TO DO:
Retype the listing that follows, exactly as written.

THE DATA:

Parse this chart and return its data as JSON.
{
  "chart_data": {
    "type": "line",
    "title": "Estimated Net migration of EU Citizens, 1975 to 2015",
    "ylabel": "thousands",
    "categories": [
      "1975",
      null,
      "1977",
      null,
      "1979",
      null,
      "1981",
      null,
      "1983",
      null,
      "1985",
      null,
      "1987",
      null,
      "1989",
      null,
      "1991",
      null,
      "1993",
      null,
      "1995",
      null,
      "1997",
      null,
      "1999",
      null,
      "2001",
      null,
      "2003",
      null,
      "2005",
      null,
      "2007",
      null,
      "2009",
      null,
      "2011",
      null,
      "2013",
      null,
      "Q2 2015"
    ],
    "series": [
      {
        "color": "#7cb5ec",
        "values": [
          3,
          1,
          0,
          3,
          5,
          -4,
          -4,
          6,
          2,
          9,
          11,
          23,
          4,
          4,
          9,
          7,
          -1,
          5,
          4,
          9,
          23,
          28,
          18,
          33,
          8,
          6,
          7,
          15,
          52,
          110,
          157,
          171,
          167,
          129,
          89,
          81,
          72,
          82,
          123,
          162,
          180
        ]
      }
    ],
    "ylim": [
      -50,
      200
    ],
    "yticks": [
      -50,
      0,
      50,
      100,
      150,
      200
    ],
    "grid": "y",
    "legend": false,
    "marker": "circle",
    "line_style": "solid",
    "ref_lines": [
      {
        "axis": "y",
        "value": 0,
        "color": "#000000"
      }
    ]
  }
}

IN RESPONSE:
Parse this chart and return its data as JSON.
{
  "chart_data": {
    "type": "line",
    "title": "Estimated Net migration of EU Citizens, 1975 to 2015",
    "ylabel": "thousands",
    "categories": [
      "1975",
      null,
      "1977",
      null,
      "1979",
      null,
      "1981",
      null,
      "1983",
      null,
      "1985",
      null,
      "1987",
      null,
      "1989",
      null,
      "1991",
      null,
      "1993",
      null,
      "1995",
      null,
      "1997",
      null,
      "1999",
      null,
      "2001",
      null,
      "2003",
      null,
      "2005",
      null,
      "2007",
      null,
      "2009",
      null,
      "2011",
      null,
      "2013",
      null,
      "Q2 2015"
    ],
    "series": [
      {
        "color": "#7cb5ec",
        "values": [
          3,
          1,
          0,
          3,
          5,
          -4,
          -4,
          6,
          2,
          9,
          11,
          23,
          4,
          4,
          9,
          7,
          -1,
          5,
          4,
          9,
          23,
          28,
          18,
          33,
          8,
          6,
          7,
          15,
          52,
          110,
          157,
          171,
          167,
          129,
          89,
          81,
          72,
          82,
          123,
          162,
          180
        ]
      }
    ],
    "ylim": [
      -50,
      200
    ],
    "yticks": [
      -50,
      0,
      50,
      100,
      150,
      200
    ],
    "grid": "y",
    "legend": false,
    "marker": "circle",
    "line_style": "solid",
    "ref_lines": [
      {
        "axis": "y",
        "value": 0,
        "color": "#000000"
      }
    ]
  }
}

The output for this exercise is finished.